**RECORDS PROVIDED**
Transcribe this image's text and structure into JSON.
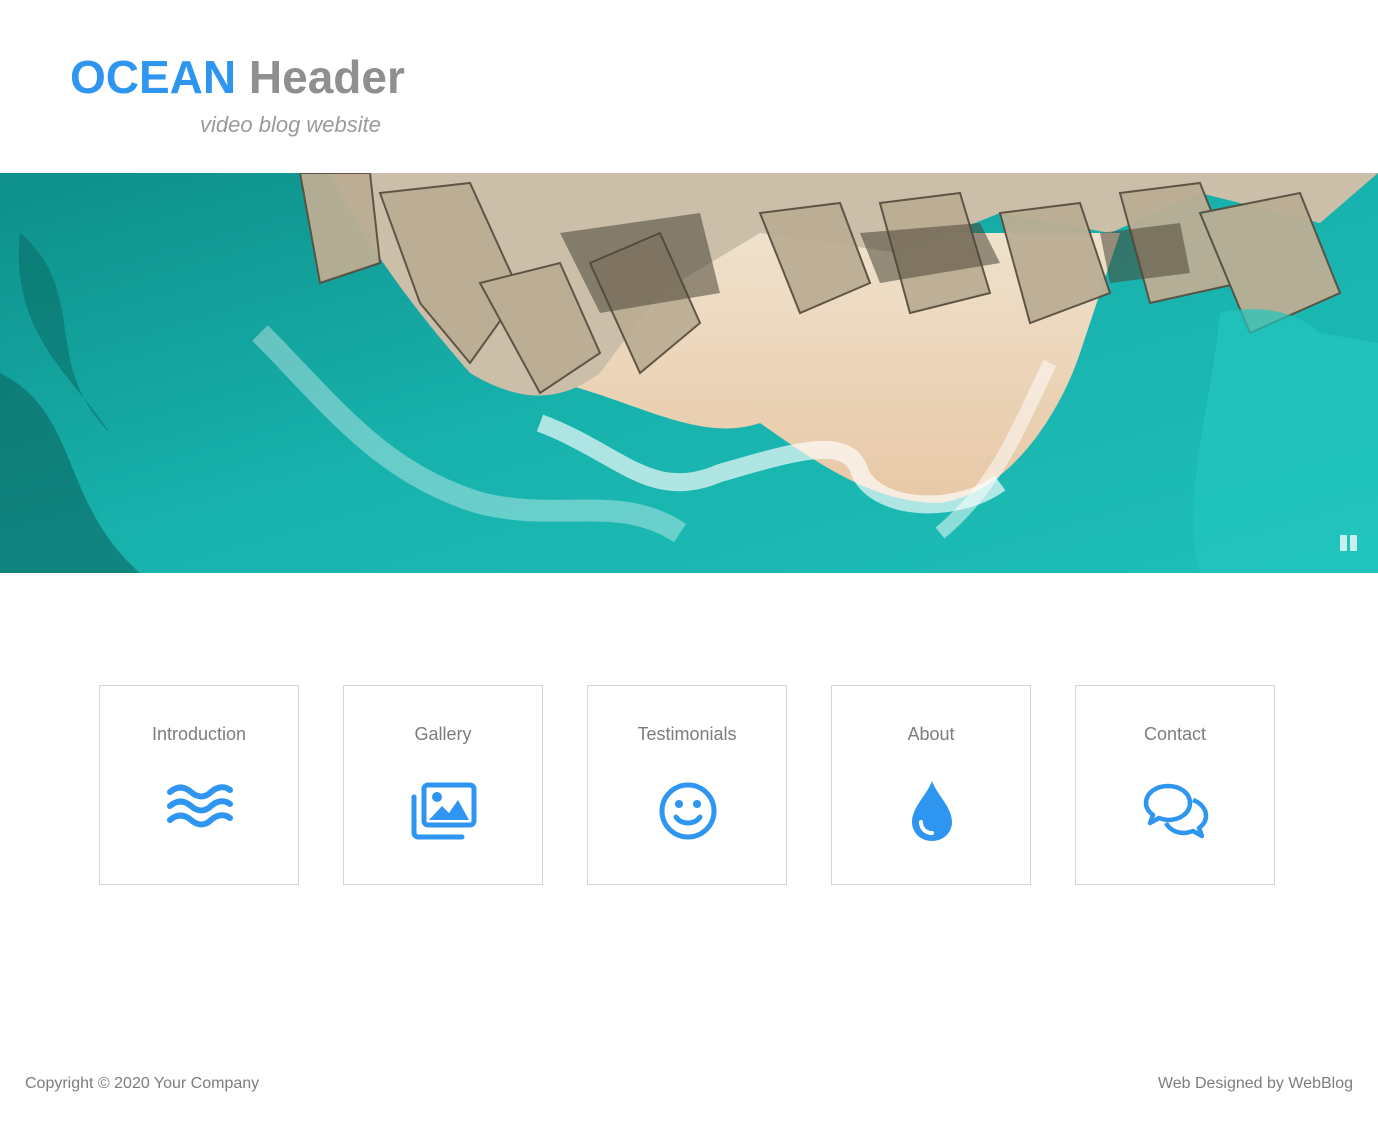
{
  "header": {
    "title_accent": "OCEAN",
    "title_rest": "Header",
    "tagline": "video blog website"
  },
  "hero": {
    "description": "",
    "controls": {
      "pause_icon": "pause-icon"
    }
  },
  "cards": [
    {
      "label": "Introduction",
      "icon": "waves-icon"
    },
    {
      "label": "Gallery",
      "icon": "images-icon"
    },
    {
      "label": "Testimonials",
      "icon": "smile-icon"
    },
    {
      "label": "About",
      "icon": "droplet-icon"
    },
    {
      "label": "Contact",
      "icon": "comments-icon"
    }
  ],
  "footer": {
    "copyright": "Copyright © 2020 Your Company",
    "credit": "Web Designed by WebBlog"
  },
  "colors": {
    "accent": "#2e95f0",
    "title_gray": "#8f8f8f",
    "text_gray": "#7d7d7d",
    "card_border": "#d4d4d4"
  }
}
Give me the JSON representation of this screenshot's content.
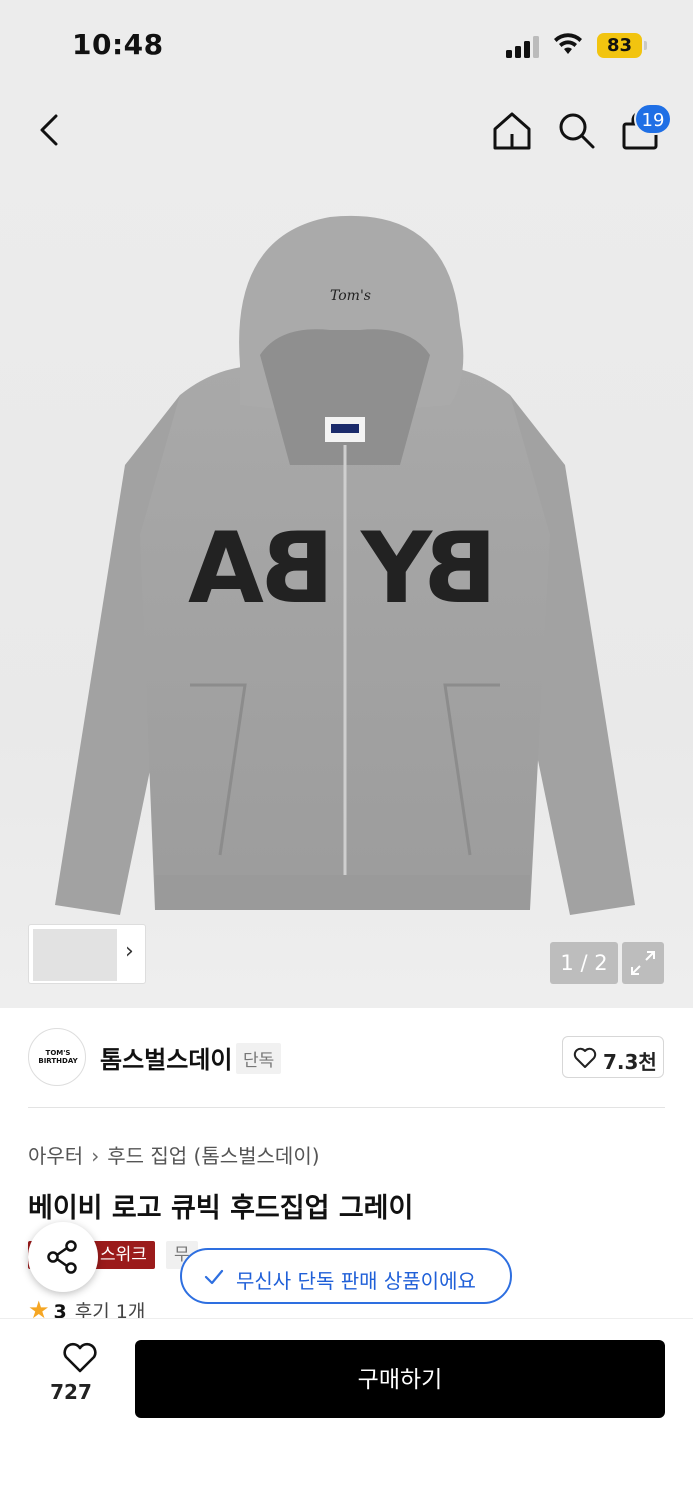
{
  "status": {
    "time": "10:48",
    "battery": "83"
  },
  "nav": {
    "cart_count": "19"
  },
  "gallery": {
    "counter": "1 / 2",
    "print_left": "BA",
    "print_right": "BY",
    "hood_logo": "Tom's"
  },
  "brand": {
    "logo_text": "TOM'S BIRTHDAY",
    "name": "톰스벌스데이",
    "tag": "단독",
    "likes": "7.3천"
  },
  "breadcrumb": {
    "category": "아우터",
    "subcategory": "후드 집업 (톰스벌스데이)"
  },
  "product": {
    "title": "베이비 로고 큐빅 후드집업 그레이"
  },
  "badges": {
    "red": "스위크",
    "gray": "무"
  },
  "toast": {
    "message": "무신사 단독 판매 상품이에요"
  },
  "rating": {
    "score": "3",
    "reviews": "후기 1개"
  },
  "bottom": {
    "wish_count": "727",
    "buy_label": "구매하기"
  },
  "colors": {
    "accent_blue": "#2e6fe0",
    "badge_red": "#9b1b1b",
    "star": "#f5a623"
  }
}
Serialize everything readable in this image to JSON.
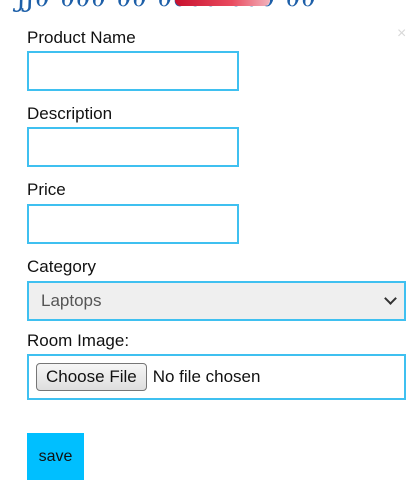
{
  "modal": {
    "close_glyph": "×"
  },
  "form": {
    "product_name": {
      "label": "Product Name",
      "value": "",
      "placeholder": ""
    },
    "description": {
      "label": "Description",
      "value": "",
      "placeholder": ""
    },
    "price": {
      "label": "Price",
      "value": "",
      "placeholder": ""
    },
    "category": {
      "label": "Category",
      "selected": "Laptops"
    },
    "room_image": {
      "label": "Room Image:",
      "button_label": "Choose File",
      "status": "No file chosen"
    },
    "save_label": "save"
  },
  "colors": {
    "input_border": "#3fc0f0",
    "save_button": "#00bfff",
    "select_background": "#efefef"
  },
  "icons": {
    "close": "close-icon",
    "dropdown": "chevron-down-icon"
  }
}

**WRITTEN EXERCISE**
Give every line above again exactly, with no pictures.

**SOLVED PROBLEM**
Transcribe this image's text and structure into JSON.
{
  "header": {
    "title_accent": "OCEAN",
    "title_rest": "Header",
    "tagline": "video blog website"
  },
  "hero": {
    "description": "",
    "controls": {
      "pause_icon": "pause-icon"
    }
  },
  "cards": [
    {
      "label": "Introduction",
      "icon": "waves-icon"
    },
    {
      "label": "Gallery",
      "icon": "images-icon"
    },
    {
      "label": "Testimonials",
      "icon": "smile-icon"
    },
    {
      "label": "About",
      "icon": "droplet-icon"
    },
    {
      "label": "Contact",
      "icon": "comments-icon"
    }
  ],
  "footer": {
    "copyright": "Copyright © 2020 Your Company",
    "credit": "Web Designed by WebBlog"
  },
  "colors": {
    "accent": "#2e95f0",
    "title_gray": "#8f8f8f",
    "text_gray": "#7d7d7d",
    "card_border": "#d4d4d4"
  }
}
Give me the JSON representation of this screenshot's content.
{
  "status": {
    "time": "10:48",
    "battery": "83"
  },
  "nav": {
    "cart_count": "19"
  },
  "gallery": {
    "counter": "1 / 2",
    "print_left": "BA",
    "print_right": "BY",
    "hood_logo": "Tom's"
  },
  "brand": {
    "logo_text": "TOM'S BIRTHDAY",
    "name": "톰스벌스데이",
    "tag": "단독",
    "likes": "7.3천"
  },
  "breadcrumb": {
    "category": "아우터",
    "subcategory": "후드 집업 (톰스벌스데이)"
  },
  "product": {
    "title": "베이비 로고 큐빅 후드집업 그레이"
  },
  "badges": {
    "red": "스위크",
    "gray": "무"
  },
  "toast": {
    "message": "무신사 단독 판매 상품이에요"
  },
  "rating": {
    "score": "3",
    "reviews": "후기 1개"
  },
  "bottom": {
    "wish_count": "727",
    "buy_label": "구매하기"
  },
  "colors": {
    "accent_blue": "#2e6fe0",
    "badge_red": "#9b1b1b",
    "star": "#f5a623"
  }
}
Serialize everything readable in this image to JSON.
{
  "modal": {
    "close_glyph": "×"
  },
  "form": {
    "product_name": {
      "label": "Product Name",
      "value": "",
      "placeholder": ""
    },
    "description": {
      "label": "Description",
      "value": "",
      "placeholder": ""
    },
    "price": {
      "label": "Price",
      "value": "",
      "placeholder": ""
    },
    "category": {
      "label": "Category",
      "selected": "Laptops"
    },
    "room_image": {
      "label": "Room Image:",
      "button_label": "Choose File",
      "status": "No file chosen"
    },
    "save_label": "save"
  },
  "colors": {
    "input_border": "#3fc0f0",
    "save_button": "#00bfff",
    "select_background": "#efefef"
  },
  "icons": {
    "close": "close-icon",
    "dropdown": "chevron-down-icon"
  }
}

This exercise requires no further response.